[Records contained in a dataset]
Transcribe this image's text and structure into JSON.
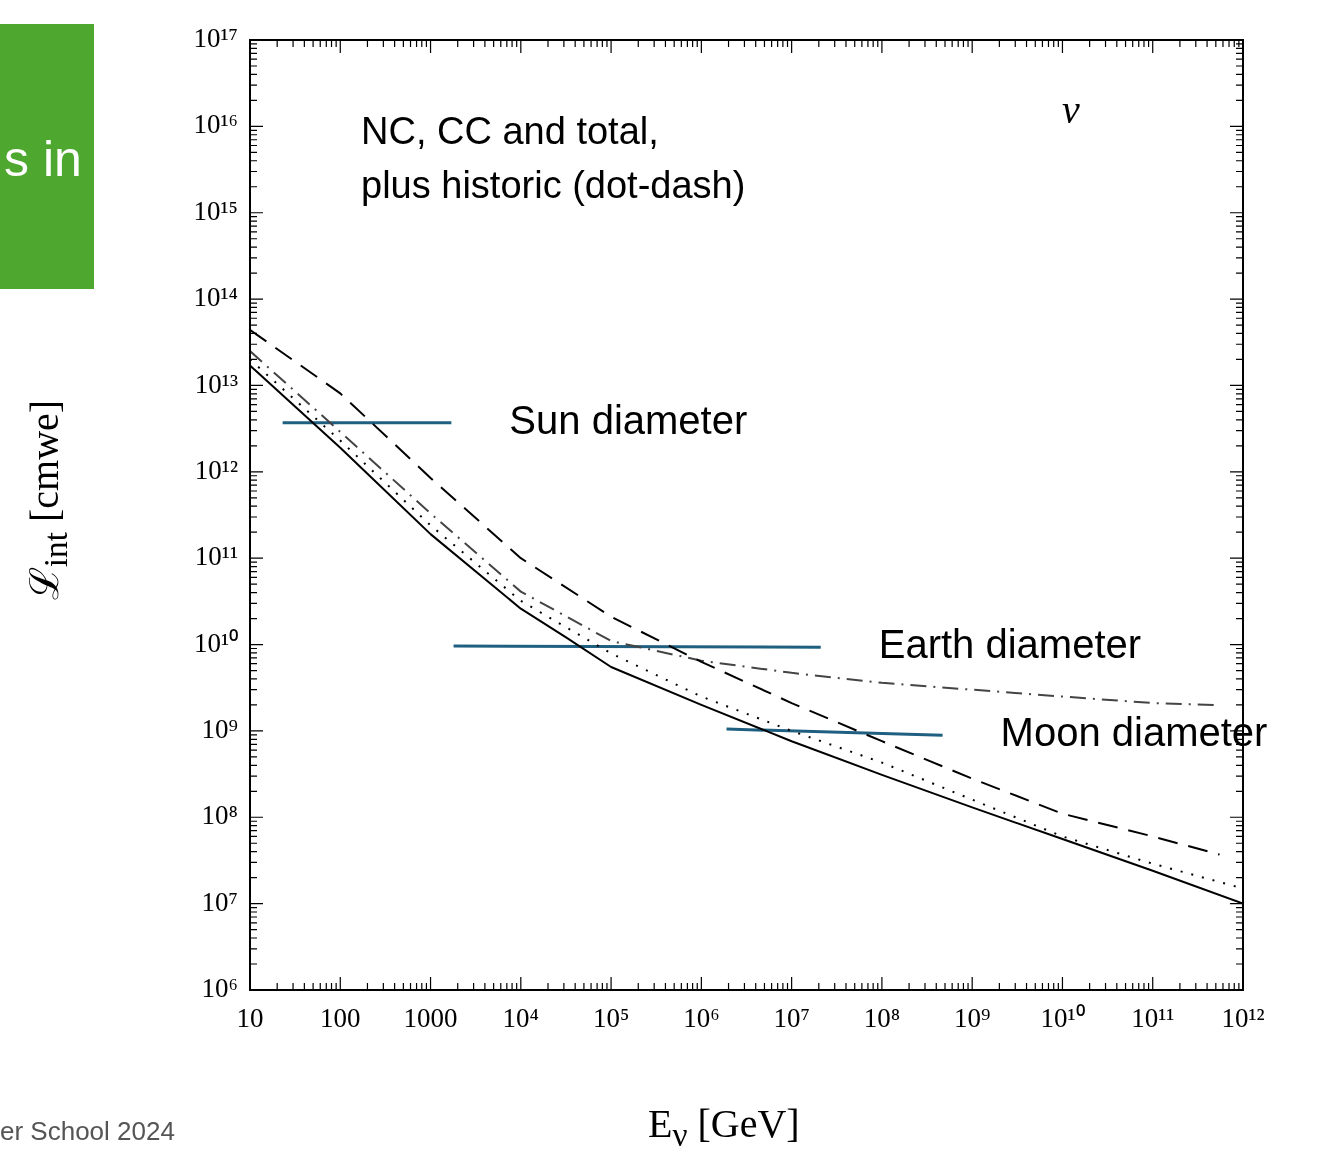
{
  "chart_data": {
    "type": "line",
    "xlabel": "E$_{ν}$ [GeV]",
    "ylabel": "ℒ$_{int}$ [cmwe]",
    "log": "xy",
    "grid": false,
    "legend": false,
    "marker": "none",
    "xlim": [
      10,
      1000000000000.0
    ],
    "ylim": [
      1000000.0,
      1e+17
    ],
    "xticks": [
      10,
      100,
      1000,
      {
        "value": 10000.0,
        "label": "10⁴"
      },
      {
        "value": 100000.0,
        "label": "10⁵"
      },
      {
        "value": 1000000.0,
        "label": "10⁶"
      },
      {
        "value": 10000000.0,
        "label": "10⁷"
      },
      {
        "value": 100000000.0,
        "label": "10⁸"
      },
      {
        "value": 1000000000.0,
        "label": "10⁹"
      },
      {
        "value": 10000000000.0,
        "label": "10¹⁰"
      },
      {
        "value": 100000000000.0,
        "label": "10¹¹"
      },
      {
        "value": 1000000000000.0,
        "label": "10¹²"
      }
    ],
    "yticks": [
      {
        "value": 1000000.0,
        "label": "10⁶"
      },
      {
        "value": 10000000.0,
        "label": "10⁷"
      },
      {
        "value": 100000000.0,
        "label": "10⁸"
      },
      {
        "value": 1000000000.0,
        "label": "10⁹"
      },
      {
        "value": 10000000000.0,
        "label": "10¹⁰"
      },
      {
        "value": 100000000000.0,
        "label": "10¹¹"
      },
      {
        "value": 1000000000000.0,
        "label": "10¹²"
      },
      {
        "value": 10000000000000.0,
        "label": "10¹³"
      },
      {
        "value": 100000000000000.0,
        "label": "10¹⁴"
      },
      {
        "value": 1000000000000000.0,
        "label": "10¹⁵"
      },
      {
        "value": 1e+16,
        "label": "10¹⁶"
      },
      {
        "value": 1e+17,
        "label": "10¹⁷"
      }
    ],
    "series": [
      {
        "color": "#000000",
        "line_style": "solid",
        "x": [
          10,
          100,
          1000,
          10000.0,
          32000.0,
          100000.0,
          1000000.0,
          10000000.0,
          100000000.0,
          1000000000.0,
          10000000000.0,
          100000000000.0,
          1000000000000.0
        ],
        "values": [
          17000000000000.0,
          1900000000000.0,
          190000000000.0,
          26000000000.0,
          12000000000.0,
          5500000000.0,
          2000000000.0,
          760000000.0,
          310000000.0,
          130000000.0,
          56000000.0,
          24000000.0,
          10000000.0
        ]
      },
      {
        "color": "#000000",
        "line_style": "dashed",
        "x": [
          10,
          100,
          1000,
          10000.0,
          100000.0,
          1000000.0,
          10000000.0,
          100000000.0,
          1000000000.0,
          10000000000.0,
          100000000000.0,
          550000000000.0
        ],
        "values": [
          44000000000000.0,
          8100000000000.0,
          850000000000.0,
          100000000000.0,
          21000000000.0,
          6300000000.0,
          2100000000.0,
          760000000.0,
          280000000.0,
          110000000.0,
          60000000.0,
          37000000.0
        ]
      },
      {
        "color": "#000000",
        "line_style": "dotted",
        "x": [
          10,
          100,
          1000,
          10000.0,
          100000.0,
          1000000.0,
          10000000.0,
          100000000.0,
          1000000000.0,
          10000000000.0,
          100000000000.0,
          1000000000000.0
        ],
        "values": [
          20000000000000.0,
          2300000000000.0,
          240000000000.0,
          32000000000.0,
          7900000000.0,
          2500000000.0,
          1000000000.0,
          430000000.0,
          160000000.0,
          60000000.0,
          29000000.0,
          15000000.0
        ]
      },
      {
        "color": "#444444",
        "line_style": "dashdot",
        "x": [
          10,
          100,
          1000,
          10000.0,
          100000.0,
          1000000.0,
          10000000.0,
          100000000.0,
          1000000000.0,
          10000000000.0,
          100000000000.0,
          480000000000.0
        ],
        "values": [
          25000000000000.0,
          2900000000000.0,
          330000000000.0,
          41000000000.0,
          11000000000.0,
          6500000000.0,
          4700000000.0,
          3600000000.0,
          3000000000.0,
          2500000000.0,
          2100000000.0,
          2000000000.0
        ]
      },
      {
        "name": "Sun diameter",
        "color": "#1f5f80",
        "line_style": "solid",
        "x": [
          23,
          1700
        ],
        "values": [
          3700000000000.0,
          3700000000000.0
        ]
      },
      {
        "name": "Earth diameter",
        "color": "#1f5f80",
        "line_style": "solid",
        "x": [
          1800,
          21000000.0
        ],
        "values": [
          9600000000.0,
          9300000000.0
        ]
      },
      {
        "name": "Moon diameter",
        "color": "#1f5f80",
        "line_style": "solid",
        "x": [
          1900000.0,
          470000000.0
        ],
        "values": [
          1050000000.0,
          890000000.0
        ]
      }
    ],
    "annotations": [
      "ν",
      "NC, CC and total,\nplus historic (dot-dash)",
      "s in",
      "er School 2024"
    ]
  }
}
* * *
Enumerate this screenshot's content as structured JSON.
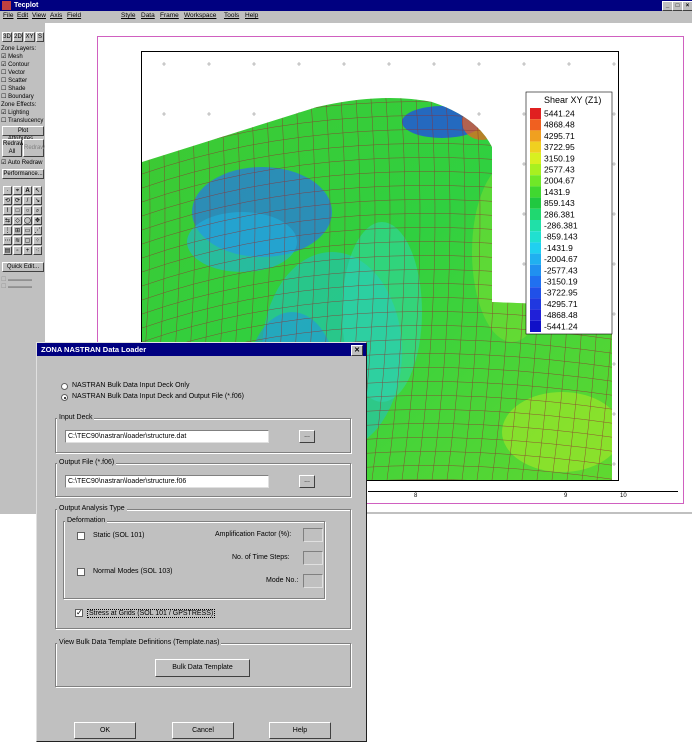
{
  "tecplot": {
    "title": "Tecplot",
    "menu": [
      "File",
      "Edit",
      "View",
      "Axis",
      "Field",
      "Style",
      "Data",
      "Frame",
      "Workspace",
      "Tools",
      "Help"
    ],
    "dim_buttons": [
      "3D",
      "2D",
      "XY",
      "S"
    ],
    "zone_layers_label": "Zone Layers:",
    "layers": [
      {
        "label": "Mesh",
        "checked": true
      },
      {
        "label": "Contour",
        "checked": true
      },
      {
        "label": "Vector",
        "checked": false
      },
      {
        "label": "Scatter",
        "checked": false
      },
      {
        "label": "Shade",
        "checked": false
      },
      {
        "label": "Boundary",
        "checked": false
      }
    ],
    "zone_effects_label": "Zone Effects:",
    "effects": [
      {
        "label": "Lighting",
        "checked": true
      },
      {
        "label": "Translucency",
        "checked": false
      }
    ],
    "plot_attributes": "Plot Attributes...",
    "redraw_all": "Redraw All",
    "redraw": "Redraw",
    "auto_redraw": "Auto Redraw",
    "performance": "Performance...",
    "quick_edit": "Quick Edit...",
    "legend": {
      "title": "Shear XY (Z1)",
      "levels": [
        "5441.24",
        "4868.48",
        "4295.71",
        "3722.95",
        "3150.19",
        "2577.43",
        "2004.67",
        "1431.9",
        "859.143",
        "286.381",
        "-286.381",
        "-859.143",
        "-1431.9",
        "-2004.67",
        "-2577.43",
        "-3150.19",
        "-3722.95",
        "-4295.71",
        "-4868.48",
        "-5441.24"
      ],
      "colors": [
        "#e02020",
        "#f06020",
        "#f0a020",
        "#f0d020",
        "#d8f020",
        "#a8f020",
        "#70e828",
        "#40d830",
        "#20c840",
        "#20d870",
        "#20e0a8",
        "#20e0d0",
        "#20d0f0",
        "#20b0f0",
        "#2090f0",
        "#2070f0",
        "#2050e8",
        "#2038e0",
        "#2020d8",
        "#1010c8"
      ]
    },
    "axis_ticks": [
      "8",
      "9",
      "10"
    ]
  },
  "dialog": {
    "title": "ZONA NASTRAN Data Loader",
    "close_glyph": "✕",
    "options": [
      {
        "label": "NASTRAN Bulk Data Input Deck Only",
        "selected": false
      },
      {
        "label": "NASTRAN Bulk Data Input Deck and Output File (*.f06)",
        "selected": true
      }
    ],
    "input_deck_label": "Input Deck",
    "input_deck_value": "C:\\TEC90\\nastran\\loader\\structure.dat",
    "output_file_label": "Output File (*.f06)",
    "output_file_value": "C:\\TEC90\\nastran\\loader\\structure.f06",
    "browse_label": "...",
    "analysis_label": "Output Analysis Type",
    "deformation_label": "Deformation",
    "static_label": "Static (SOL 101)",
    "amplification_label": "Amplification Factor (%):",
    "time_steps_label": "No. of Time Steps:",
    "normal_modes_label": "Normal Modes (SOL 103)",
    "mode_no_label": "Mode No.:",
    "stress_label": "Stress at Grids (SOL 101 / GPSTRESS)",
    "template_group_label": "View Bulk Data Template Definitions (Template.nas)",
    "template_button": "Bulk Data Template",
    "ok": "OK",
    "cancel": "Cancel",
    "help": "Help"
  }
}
--
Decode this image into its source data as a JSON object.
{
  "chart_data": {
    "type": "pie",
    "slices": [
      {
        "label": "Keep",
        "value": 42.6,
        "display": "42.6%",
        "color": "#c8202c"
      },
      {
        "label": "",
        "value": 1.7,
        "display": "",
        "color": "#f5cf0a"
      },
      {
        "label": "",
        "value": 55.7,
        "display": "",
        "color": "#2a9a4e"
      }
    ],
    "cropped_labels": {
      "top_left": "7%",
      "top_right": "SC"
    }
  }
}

• _Problem statement_: Find every line in the entries that includes the word "JSON", then state how many there are and nothing else.

• _Output below_: 3